Supplied information:
━━━━━━━━━━━━━━━━━━━━

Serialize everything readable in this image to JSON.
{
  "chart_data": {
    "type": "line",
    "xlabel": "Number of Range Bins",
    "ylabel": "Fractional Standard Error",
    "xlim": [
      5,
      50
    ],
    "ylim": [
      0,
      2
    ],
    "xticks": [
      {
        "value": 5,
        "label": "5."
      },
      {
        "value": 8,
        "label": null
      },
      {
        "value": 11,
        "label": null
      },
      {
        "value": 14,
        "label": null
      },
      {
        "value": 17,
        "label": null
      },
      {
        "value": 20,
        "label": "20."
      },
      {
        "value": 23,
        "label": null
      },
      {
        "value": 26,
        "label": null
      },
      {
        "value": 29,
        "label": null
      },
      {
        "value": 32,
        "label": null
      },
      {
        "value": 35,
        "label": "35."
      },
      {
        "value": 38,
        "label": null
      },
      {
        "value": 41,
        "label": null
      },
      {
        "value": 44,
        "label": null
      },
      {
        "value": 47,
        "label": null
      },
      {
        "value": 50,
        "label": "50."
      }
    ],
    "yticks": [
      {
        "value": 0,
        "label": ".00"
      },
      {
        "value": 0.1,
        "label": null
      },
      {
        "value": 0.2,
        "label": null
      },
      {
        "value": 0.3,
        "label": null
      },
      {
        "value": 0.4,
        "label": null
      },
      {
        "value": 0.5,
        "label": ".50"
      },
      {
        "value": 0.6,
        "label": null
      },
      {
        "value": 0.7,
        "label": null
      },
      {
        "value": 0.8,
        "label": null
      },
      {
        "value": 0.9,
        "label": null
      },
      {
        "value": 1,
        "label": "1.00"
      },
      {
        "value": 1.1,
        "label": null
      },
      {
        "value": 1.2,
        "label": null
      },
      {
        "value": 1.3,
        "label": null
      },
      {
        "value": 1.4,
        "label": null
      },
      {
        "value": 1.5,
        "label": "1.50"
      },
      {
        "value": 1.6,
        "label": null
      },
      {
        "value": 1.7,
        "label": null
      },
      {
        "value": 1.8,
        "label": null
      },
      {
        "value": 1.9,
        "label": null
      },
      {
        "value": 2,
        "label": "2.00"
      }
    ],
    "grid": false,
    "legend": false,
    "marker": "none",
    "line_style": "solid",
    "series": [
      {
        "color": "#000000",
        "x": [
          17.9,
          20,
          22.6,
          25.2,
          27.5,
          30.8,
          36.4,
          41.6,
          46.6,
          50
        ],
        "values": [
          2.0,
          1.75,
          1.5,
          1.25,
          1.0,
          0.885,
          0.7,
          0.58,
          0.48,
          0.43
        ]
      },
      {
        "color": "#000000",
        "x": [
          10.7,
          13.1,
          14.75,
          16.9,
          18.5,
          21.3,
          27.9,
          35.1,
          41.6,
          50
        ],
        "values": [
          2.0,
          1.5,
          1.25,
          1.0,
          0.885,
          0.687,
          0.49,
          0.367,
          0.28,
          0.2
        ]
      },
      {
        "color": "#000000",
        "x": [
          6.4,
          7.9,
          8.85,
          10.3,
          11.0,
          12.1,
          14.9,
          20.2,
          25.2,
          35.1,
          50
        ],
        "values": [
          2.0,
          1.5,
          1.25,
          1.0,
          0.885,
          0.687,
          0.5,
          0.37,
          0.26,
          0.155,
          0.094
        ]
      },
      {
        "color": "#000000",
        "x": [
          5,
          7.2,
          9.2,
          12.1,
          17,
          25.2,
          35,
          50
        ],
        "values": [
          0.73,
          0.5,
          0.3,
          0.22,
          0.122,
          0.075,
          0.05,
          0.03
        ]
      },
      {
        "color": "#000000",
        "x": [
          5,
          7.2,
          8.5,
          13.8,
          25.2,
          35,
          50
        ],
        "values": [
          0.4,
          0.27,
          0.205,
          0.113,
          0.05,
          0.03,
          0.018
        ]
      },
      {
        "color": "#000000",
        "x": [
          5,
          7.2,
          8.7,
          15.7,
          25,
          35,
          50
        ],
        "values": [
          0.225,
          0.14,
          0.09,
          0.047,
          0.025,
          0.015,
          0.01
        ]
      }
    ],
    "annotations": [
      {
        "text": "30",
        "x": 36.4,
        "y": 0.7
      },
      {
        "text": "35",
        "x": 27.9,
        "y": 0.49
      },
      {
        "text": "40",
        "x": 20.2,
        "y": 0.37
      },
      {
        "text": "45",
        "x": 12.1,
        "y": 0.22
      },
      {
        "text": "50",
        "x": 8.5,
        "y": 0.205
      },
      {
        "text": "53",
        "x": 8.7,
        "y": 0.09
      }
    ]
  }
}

━━━━━━━━━━━━━━━━━━━━

Set exercise:
All entries must be repeated verbatim.

Correct output:
Serialize everything readable in this image to JSON.
{
  "chart_data": {
    "type": "line",
    "xlabel": "Number of Range Bins",
    "ylabel": "Fractional Standard Error",
    "xlim": [
      5,
      50
    ],
    "ylim": [
      0,
      2
    ],
    "xticks": [
      {
        "value": 5,
        "label": "5."
      },
      {
        "value": 8,
        "label": null
      },
      {
        "value": 11,
        "label": null
      },
      {
        "value": 14,
        "label": null
      },
      {
        "value": 17,
        "label": null
      },
      {
        "value": 20,
        "label": "20."
      },
      {
        "value": 23,
        "label": null
      },
      {
        "value": 26,
        "label": null
      },
      {
        "value": 29,
        "label": null
      },
      {
        "value": 32,
        "label": null
      },
      {
        "value": 35,
        "label": "35."
      },
      {
        "value": 38,
        "label": null
      },
      {
        "value": 41,
        "label": null
      },
      {
        "value": 44,
        "label": null
      },
      {
        "value": 47,
        "label": null
      },
      {
        "value": 50,
        "label": "50."
      }
    ],
    "yticks": [
      {
        "value": 0,
        "label": ".00"
      },
      {
        "value": 0.1,
        "label": null
      },
      {
        "value": 0.2,
        "label": null
      },
      {
        "value": 0.3,
        "label": null
      },
      {
        "value": 0.4,
        "label": null
      },
      {
        "value": 0.5,
        "label": ".50"
      },
      {
        "value": 0.6,
        "label": null
      },
      {
        "value": 0.7,
        "label": null
      },
      {
        "value": 0.8,
        "label": null
      },
      {
        "value": 0.9,
        "label": null
      },
      {
        "value": 1,
        "label": "1.00"
      },
      {
        "value": 1.1,
        "label": null
      },
      {
        "value": 1.2,
        "label": null
      },
      {
        "value": 1.3,
        "label": null
      },
      {
        "value": 1.4,
        "label": null
      },
      {
        "value": 1.5,
        "label": "1.50"
      },
      {
        "value": 1.6,
        "label": null
      },
      {
        "value": 1.7,
        "label": null
      },
      {
        "value": 1.8,
        "label": null
      },
      {
        "value": 1.9,
        "label": null
      },
      {
        "value": 2,
        "label": "2.00"
      }
    ],
    "grid": false,
    "legend": false,
    "marker": "none",
    "line_style": "solid",
    "series": [
      {
        "color": "#000000",
        "x": [
          17.9,
          20,
          22.6,
          25.2,
          27.5,
          30.8,
          36.4,
          41.6,
          46.6,
          50
        ],
        "values": [
          2.0,
          1.75,
          1.5,
          1.25,
          1.0,
          0.885,
          0.7,
          0.58,
          0.48,
          0.43
        ]
      },
      {
        "color": "#000000",
        "x": [
          10.7,
          13.1,
          14.75,
          16.9,
          18.5,
          21.3,
          27.9,
          35.1,
          41.6,
          50
        ],
        "values": [
          2.0,
          1.5,
          1.25,
          1.0,
          0.885,
          0.687,
          0.49,
          0.367,
          0.28,
          0.2
        ]
      },
      {
        "color": "#000000",
        "x": [
          6.4,
          7.9,
          8.85,
          10.3,
          11.0,
          12.1,
          14.9,
          20.2,
          25.2,
          35.1,
          50
        ],
        "values": [
          2.0,
          1.5,
          1.25,
          1.0,
          0.885,
          0.687,
          0.5,
          0.37,
          0.26,
          0.155,
          0.094
        ]
      },
      {
        "color": "#000000",
        "x": [
          5,
          7.2,
          9.2,
          12.1,
          17,
          25.2,
          35,
          50
        ],
        "values": [
          0.73,
          0.5,
          0.3,
          0.22,
          0.122,
          0.075,
          0.05,
          0.03
        ]
      },
      {
        "color": "#000000",
        "x": [
          5,
          7.2,
          8.5,
          13.8,
          25.2,
          35,
          50
        ],
        "values": [
          0.4,
          0.27,
          0.205,
          0.113,
          0.05,
          0.03,
          0.018
        ]
      },
      {
        "color": "#000000",
        "x": [
          5,
          7.2,
          8.7,
          15.7,
          25,
          35,
          50
        ],
        "values": [
          0.225,
          0.14,
          0.09,
          0.047,
          0.025,
          0.015,
          0.01
        ]
      }
    ],
    "annotations": [
      {
        "text": "30",
        "x": 36.4,
        "y": 0.7
      },
      {
        "text": "35",
        "x": 27.9,
        "y": 0.49
      },
      {
        "text": "40",
        "x": 20.2,
        "y": 0.37
      },
      {
        "text": "45",
        "x": 12.1,
        "y": 0.22
      },
      {
        "text": "50",
        "x": 8.5,
        "y": 0.205
      },
      {
        "text": "53",
        "x": 8.7,
        "y": 0.09
      }
    ]
  }
}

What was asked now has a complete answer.